[Records]
-- -- --
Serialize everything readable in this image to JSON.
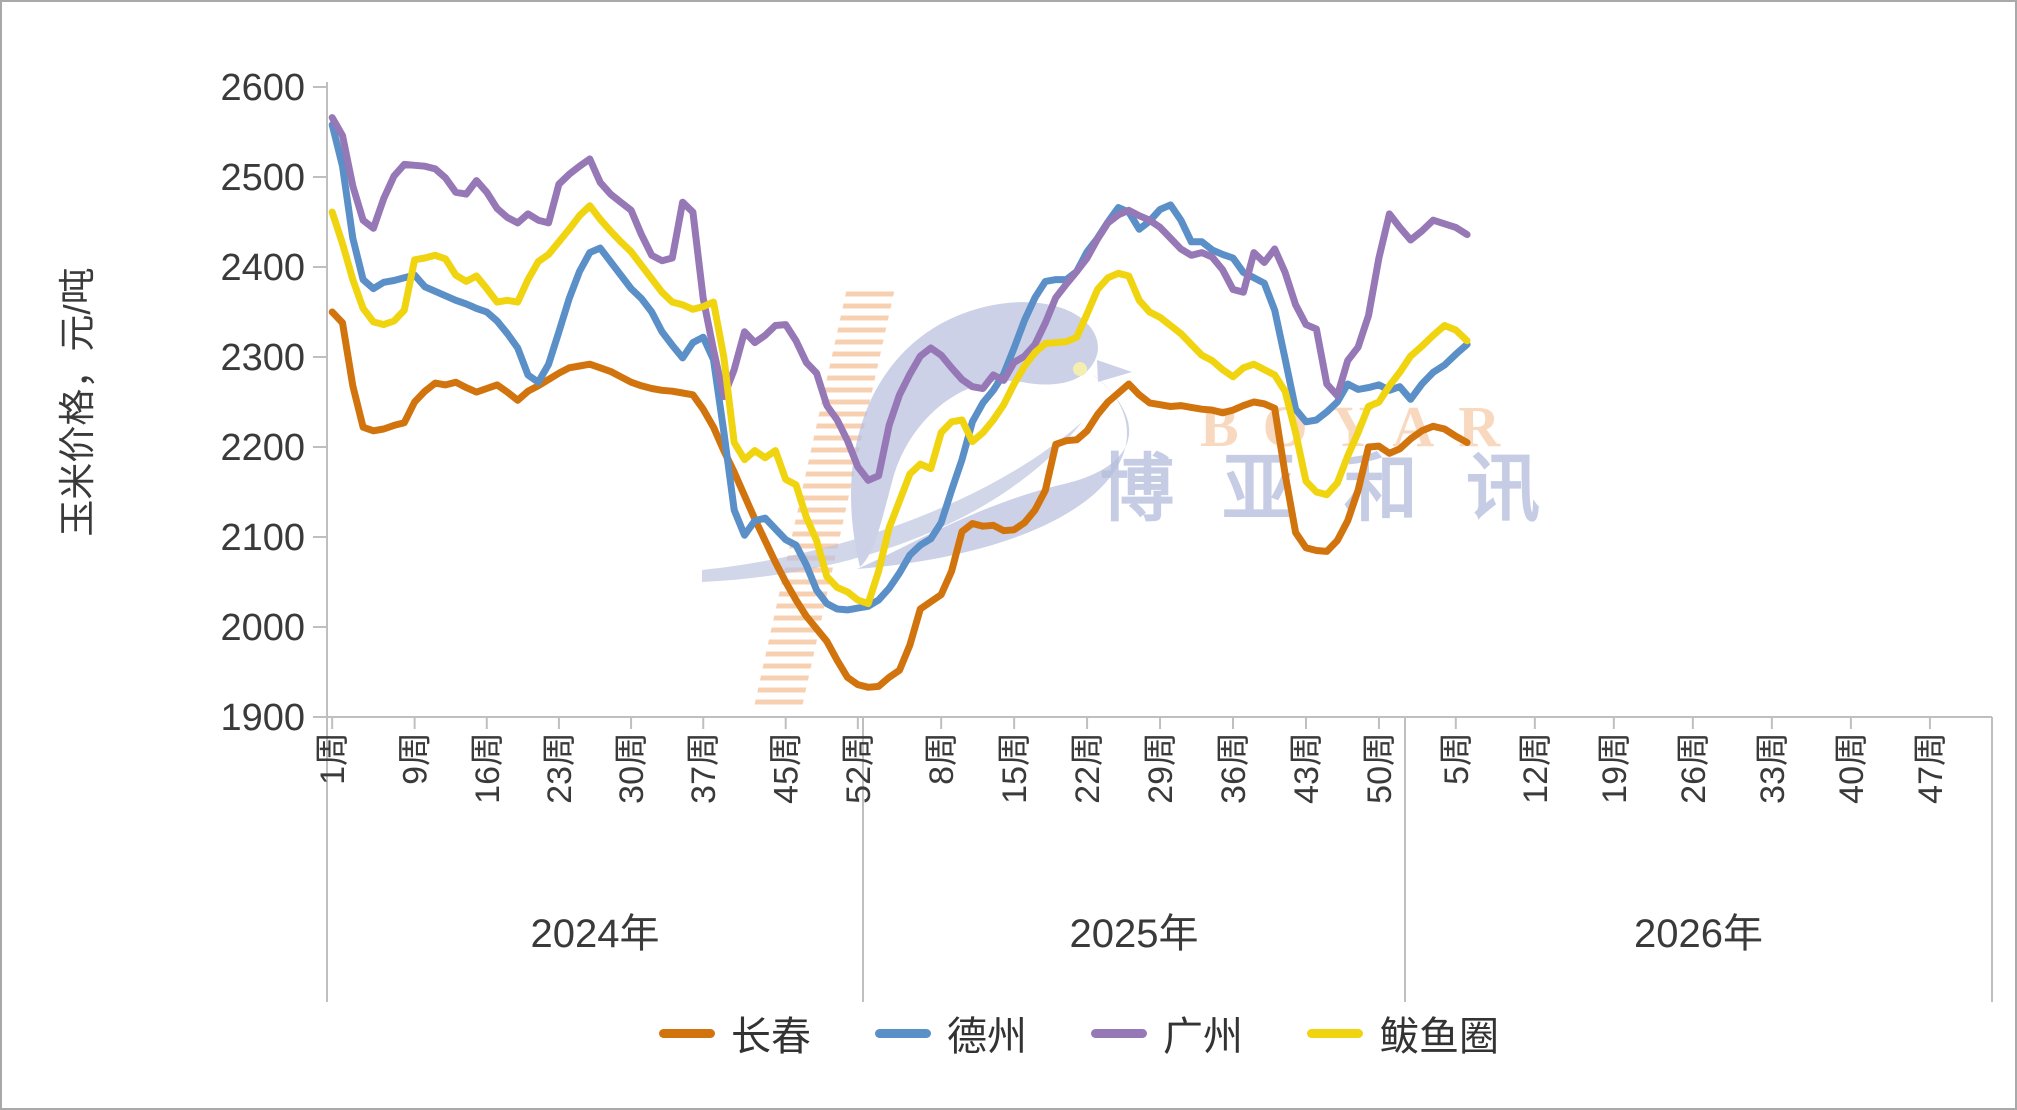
{
  "chart_data": {
    "type": "line",
    "title": "",
    "ylabel": "玉米价格，元/吨",
    "ylim": [
      1900,
      2600
    ],
    "yticks": [
      2600,
      2500,
      2400,
      2300,
      2200,
      2100,
      2000,
      1900
    ],
    "grid": "off",
    "legend_position": "bottom",
    "week_suffix": "周",
    "x_years": [
      {
        "label": "2024年",
        "weeks": 52,
        "tick_weeks": [
          1,
          9,
          16,
          23,
          30,
          37,
          45,
          52
        ],
        "tick_labels": [
          "1周",
          "9周",
          "16周",
          "23周",
          "30周",
          "37周",
          "45周",
          "52周"
        ]
      },
      {
        "label": "2025年",
        "weeks": 52,
        "tick_weeks": [
          8,
          15,
          22,
          29,
          36,
          43,
          50
        ],
        "tick_labels": [
          "8周",
          "15周",
          "22周",
          "29周",
          "36周",
          "43周",
          "50周"
        ]
      },
      {
        "label": "2026年",
        "weeks": 52,
        "tick_weeks": [
          5,
          12,
          19,
          26,
          33,
          40,
          47
        ],
        "tick_labels": [
          "5周",
          "12周",
          "19周",
          "26周",
          "33周",
          "40周",
          "47周"
        ]
      }
    ],
    "series": [
      {
        "id": "changchun",
        "name": "长春",
        "color": "#D2740E",
        "values_2024": [
          2350,
          2338,
          2268,
          2222,
          2218,
          2220,
          2224,
          2227,
          2250,
          2262,
          2271,
          2269,
          2272,
          2266,
          2261,
          2265,
          2269,
          2261,
          2252,
          2262,
          2268,
          2275,
          2282,
          2288,
          2290,
          2292,
          2288,
          2284,
          2278,
          2272,
          2268,
          2265,
          2263,
          2262,
          2260,
          2258,
          2242,
          2222,
          2196,
          2172,
          2146,
          2120,
          2096,
          2072,
          2050,
          2030,
          2012,
          1998,
          1984,
          1963,
          1944,
          1936
        ],
        "values_2025": [
          1933,
          1934,
          1944,
          1952,
          1980,
          2020,
          2028,
          2036,
          2062,
          2106,
          2115,
          2112,
          2113,
          2107,
          2108,
          2116,
          2130,
          2152,
          2203,
          2207,
          2208,
          2218,
          2236,
          2250,
          2260,
          2270,
          2258,
          2249,
          2247,
          2245,
          2246,
          2244,
          2242,
          2241,
          2238,
          2241,
          2246,
          2250,
          2248,
          2243,
          2170,
          2105,
          2088,
          2085,
          2084,
          2096,
          2118,
          2152,
          2200,
          2201,
          2193,
          2198
        ],
        "values_2026": [
          2209,
          2218,
          2223,
          2220,
          2212,
          2205
        ]
      },
      {
        "id": "dezhou",
        "name": "德州",
        "color": "#5B8FC7",
        "values_2024": [
          2558,
          2512,
          2432,
          2386,
          2376,
          2383,
          2385,
          2388,
          2391,
          2378,
          2373,
          2368,
          2363,
          2359,
          2354,
          2350,
          2340,
          2326,
          2310,
          2280,
          2272,
          2292,
          2328,
          2365,
          2395,
          2416,
          2421,
          2406,
          2391,
          2376,
          2365,
          2350,
          2328,
          2313,
          2299,
          2316,
          2322,
          2297,
          2217,
          2130,
          2102,
          2118,
          2121,
          2109,
          2097,
          2091,
          2069,
          2041,
          2026,
          2020,
          2019,
          2021
        ],
        "values_2025": [
          2023,
          2030,
          2043,
          2060,
          2080,
          2091,
          2098,
          2116,
          2152,
          2186,
          2228,
          2249,
          2263,
          2281,
          2310,
          2341,
          2366,
          2384,
          2386,
          2386,
          2395,
          2417,
          2432,
          2450,
          2466,
          2461,
          2442,
          2451,
          2464,
          2469,
          2452,
          2428,
          2428,
          2419,
          2414,
          2410,
          2394,
          2388,
          2382,
          2352,
          2298,
          2242,
          2228,
          2230,
          2239,
          2250,
          2270,
          2264,
          2266,
          2269,
          2263,
          2267
        ],
        "values_2026": [
          2253,
          2270,
          2283,
          2291,
          2303,
          2314
        ]
      },
      {
        "id": "guangzhou",
        "name": "广州",
        "color": "#9678B6",
        "values_2024": [
          2566,
          2546,
          2490,
          2452,
          2443,
          2476,
          2501,
          2514,
          2513,
          2512,
          2509,
          2499,
          2483,
          2481,
          2496,
          2483,
          2465,
          2455,
          2449,
          2459,
          2452,
          2449,
          2492,
          2503,
          2512,
          2520,
          2494,
          2481,
          2472,
          2463,
          2436,
          2413,
          2407,
          2410,
          2472,
          2461,
          2365,
          2308,
          2256,
          2286,
          2328,
          2316,
          2324,
          2335,
          2336,
          2318,
          2294,
          2282,
          2246,
          2230,
          2207,
          2178
        ],
        "values_2025": [
          2163,
          2168,
          2224,
          2258,
          2281,
          2301,
          2310,
          2302,
          2288,
          2275,
          2267,
          2265,
          2280,
          2274,
          2294,
          2301,
          2314,
          2338,
          2366,
          2381,
          2395,
          2410,
          2431,
          2449,
          2458,
          2463,
          2457,
          2452,
          2444,
          2432,
          2420,
          2413,
          2416,
          2411,
          2397,
          2375,
          2372,
          2416,
          2405,
          2420,
          2394,
          2358,
          2336,
          2331,
          2270,
          2257,
          2296,
          2311,
          2346,
          2410,
          2459,
          2444
        ],
        "values_2026": [
          2430,
          2440,
          2452,
          2448,
          2444,
          2436
        ]
      },
      {
        "id": "bayuquan",
        "name": "鲅鱼圈",
        "color": "#F0D410",
        "values_2024": [
          2461,
          2426,
          2386,
          2354,
          2339,
          2336,
          2340,
          2352,
          2408,
          2410,
          2413,
          2409,
          2391,
          2384,
          2390,
          2376,
          2361,
          2363,
          2361,
          2386,
          2406,
          2414,
          2428,
          2442,
          2457,
          2468,
          2453,
          2440,
          2428,
          2417,
          2402,
          2387,
          2372,
          2361,
          2358,
          2353,
          2356,
          2361,
          2300,
          2205,
          2186,
          2196,
          2188,
          2196,
          2164,
          2158,
          2122,
          2096,
          2056,
          2044,
          2039,
          2030
        ],
        "values_2025": [
          2026,
          2062,
          2110,
          2140,
          2170,
          2181,
          2176,
          2216,
          2228,
          2230,
          2206,
          2216,
          2230,
          2247,
          2270,
          2290,
          2305,
          2315,
          2316,
          2317,
          2322,
          2348,
          2375,
          2388,
          2393,
          2390,
          2363,
          2350,
          2344,
          2335,
          2326,
          2314,
          2302,
          2296,
          2286,
          2278,
          2288,
          2292,
          2286,
          2280,
          2262,
          2216,
          2162,
          2150,
          2147,
          2160,
          2190,
          2216,
          2245,
          2250,
          2268,
          2283
        ],
        "values_2026": [
          2301,
          2312,
          2324,
          2335,
          2330,
          2318
        ]
      }
    ]
  },
  "watermark": {
    "text_latin": "BOYAR",
    "text_cjk": "博亚和讯",
    "bird_color": "#aeb6d8",
    "stripe_color": "#f2b98c"
  },
  "style": {
    "axis_color": "#bfbfbf",
    "label_color": "#3a3a3a",
    "background": "#ffffff",
    "line_width": 7
  }
}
-- -- --
### EXERCISE REQUIREMENTS
Output the data exactly. Pictures don't belong in the result.

### EXERCISE ANSWER
Serialize everything readable in this image to JSON.
{
  "chart_data": {
    "type": "line",
    "title": "",
    "ylabel": "玉米价格，元/吨",
    "ylim": [
      1900,
      2600
    ],
    "yticks": [
      2600,
      2500,
      2400,
      2300,
      2200,
      2100,
      2000,
      1900
    ],
    "grid": "off",
    "legend_position": "bottom",
    "week_suffix": "周",
    "x_years": [
      {
        "label": "2024年",
        "weeks": 52,
        "tick_weeks": [
          1,
          9,
          16,
          23,
          30,
          37,
          45,
          52
        ],
        "tick_labels": [
          "1周",
          "9周",
          "16周",
          "23周",
          "30周",
          "37周",
          "45周",
          "52周"
        ]
      },
      {
        "label": "2025年",
        "weeks": 52,
        "tick_weeks": [
          8,
          15,
          22,
          29,
          36,
          43,
          50
        ],
        "tick_labels": [
          "8周",
          "15周",
          "22周",
          "29周",
          "36周",
          "43周",
          "50周"
        ]
      },
      {
        "label": "2026年",
        "weeks": 52,
        "tick_weeks": [
          5,
          12,
          19,
          26,
          33,
          40,
          47
        ],
        "tick_labels": [
          "5周",
          "12周",
          "19周",
          "26周",
          "33周",
          "40周",
          "47周"
        ]
      }
    ],
    "series": [
      {
        "id": "changchun",
        "name": "长春",
        "color": "#D2740E",
        "values_2024": [
          2350,
          2338,
          2268,
          2222,
          2218,
          2220,
          2224,
          2227,
          2250,
          2262,
          2271,
          2269,
          2272,
          2266,
          2261,
          2265,
          2269,
          2261,
          2252,
          2262,
          2268,
          2275,
          2282,
          2288,
          2290,
          2292,
          2288,
          2284,
          2278,
          2272,
          2268,
          2265,
          2263,
          2262,
          2260,
          2258,
          2242,
          2222,
          2196,
          2172,
          2146,
          2120,
          2096,
          2072,
          2050,
          2030,
          2012,
          1998,
          1984,
          1963,
          1944,
          1936
        ],
        "values_2025": [
          1933,
          1934,
          1944,
          1952,
          1980,
          2020,
          2028,
          2036,
          2062,
          2106,
          2115,
          2112,
          2113,
          2107,
          2108,
          2116,
          2130,
          2152,
          2203,
          2207,
          2208,
          2218,
          2236,
          2250,
          2260,
          2270,
          2258,
          2249,
          2247,
          2245,
          2246,
          2244,
          2242,
          2241,
          2238,
          2241,
          2246,
          2250,
          2248,
          2243,
          2170,
          2105,
          2088,
          2085,
          2084,
          2096,
          2118,
          2152,
          2200,
          2201,
          2193,
          2198
        ],
        "values_2026": [
          2209,
          2218,
          2223,
          2220,
          2212,
          2205
        ]
      },
      {
        "id": "dezhou",
        "name": "德州",
        "color": "#5B8FC7",
        "values_2024": [
          2558,
          2512,
          2432,
          2386,
          2376,
          2383,
          2385,
          2388,
          2391,
          2378,
          2373,
          2368,
          2363,
          2359,
          2354,
          2350,
          2340,
          2326,
          2310,
          2280,
          2272,
          2292,
          2328,
          2365,
          2395,
          2416,
          2421,
          2406,
          2391,
          2376,
          2365,
          2350,
          2328,
          2313,
          2299,
          2316,
          2322,
          2297,
          2217,
          2130,
          2102,
          2118,
          2121,
          2109,
          2097,
          2091,
          2069,
          2041,
          2026,
          2020,
          2019,
          2021
        ],
        "values_2025": [
          2023,
          2030,
          2043,
          2060,
          2080,
          2091,
          2098,
          2116,
          2152,
          2186,
          2228,
          2249,
          2263,
          2281,
          2310,
          2341,
          2366,
          2384,
          2386,
          2386,
          2395,
          2417,
          2432,
          2450,
          2466,
          2461,
          2442,
          2451,
          2464,
          2469,
          2452,
          2428,
          2428,
          2419,
          2414,
          2410,
          2394,
          2388,
          2382,
          2352,
          2298,
          2242,
          2228,
          2230,
          2239,
          2250,
          2270,
          2264,
          2266,
          2269,
          2263,
          2267
        ],
        "values_2026": [
          2253,
          2270,
          2283,
          2291,
          2303,
          2314
        ]
      },
      {
        "id": "guangzhou",
        "name": "广州",
        "color": "#9678B6",
        "values_2024": [
          2566,
          2546,
          2490,
          2452,
          2443,
          2476,
          2501,
          2514,
          2513,
          2512,
          2509,
          2499,
          2483,
          2481,
          2496,
          2483,
          2465,
          2455,
          2449,
          2459,
          2452,
          2449,
          2492,
          2503,
          2512,
          2520,
          2494,
          2481,
          2472,
          2463,
          2436,
          2413,
          2407,
          2410,
          2472,
          2461,
          2365,
          2308,
          2256,
          2286,
          2328,
          2316,
          2324,
          2335,
          2336,
          2318,
          2294,
          2282,
          2246,
          2230,
          2207,
          2178
        ],
        "values_2025": [
          2163,
          2168,
          2224,
          2258,
          2281,
          2301,
          2310,
          2302,
          2288,
          2275,
          2267,
          2265,
          2280,
          2274,
          2294,
          2301,
          2314,
          2338,
          2366,
          2381,
          2395,
          2410,
          2431,
          2449,
          2458,
          2463,
          2457,
          2452,
          2444,
          2432,
          2420,
          2413,
          2416,
          2411,
          2397,
          2375,
          2372,
          2416,
          2405,
          2420,
          2394,
          2358,
          2336,
          2331,
          2270,
          2257,
          2296,
          2311,
          2346,
          2410,
          2459,
          2444
        ],
        "values_2026": [
          2430,
          2440,
          2452,
          2448,
          2444,
          2436
        ]
      },
      {
        "id": "bayuquan",
        "name": "鲅鱼圈",
        "color": "#F0D410",
        "values_2024": [
          2461,
          2426,
          2386,
          2354,
          2339,
          2336,
          2340,
          2352,
          2408,
          2410,
          2413,
          2409,
          2391,
          2384,
          2390,
          2376,
          2361,
          2363,
          2361,
          2386,
          2406,
          2414,
          2428,
          2442,
          2457,
          2468,
          2453,
          2440,
          2428,
          2417,
          2402,
          2387,
          2372,
          2361,
          2358,
          2353,
          2356,
          2361,
          2300,
          2205,
          2186,
          2196,
          2188,
          2196,
          2164,
          2158,
          2122,
          2096,
          2056,
          2044,
          2039,
          2030
        ],
        "values_2025": [
          2026,
          2062,
          2110,
          2140,
          2170,
          2181,
          2176,
          2216,
          2228,
          2230,
          2206,
          2216,
          2230,
          2247,
          2270,
          2290,
          2305,
          2315,
          2316,
          2317,
          2322,
          2348,
          2375,
          2388,
          2393,
          2390,
          2363,
          2350,
          2344,
          2335,
          2326,
          2314,
          2302,
          2296,
          2286,
          2278,
          2288,
          2292,
          2286,
          2280,
          2262,
          2216,
          2162,
          2150,
          2147,
          2160,
          2190,
          2216,
          2245,
          2250,
          2268,
          2283
        ],
        "values_2026": [
          2301,
          2312,
          2324,
          2335,
          2330,
          2318
        ]
      }
    ]
  },
  "watermark": {
    "text_latin": "BOYAR",
    "text_cjk": "博亚和讯",
    "bird_color": "#aeb6d8",
    "stripe_color": "#f2b98c"
  },
  "style": {
    "axis_color": "#bfbfbf",
    "label_color": "#3a3a3a",
    "background": "#ffffff",
    "line_width": 7
  }
}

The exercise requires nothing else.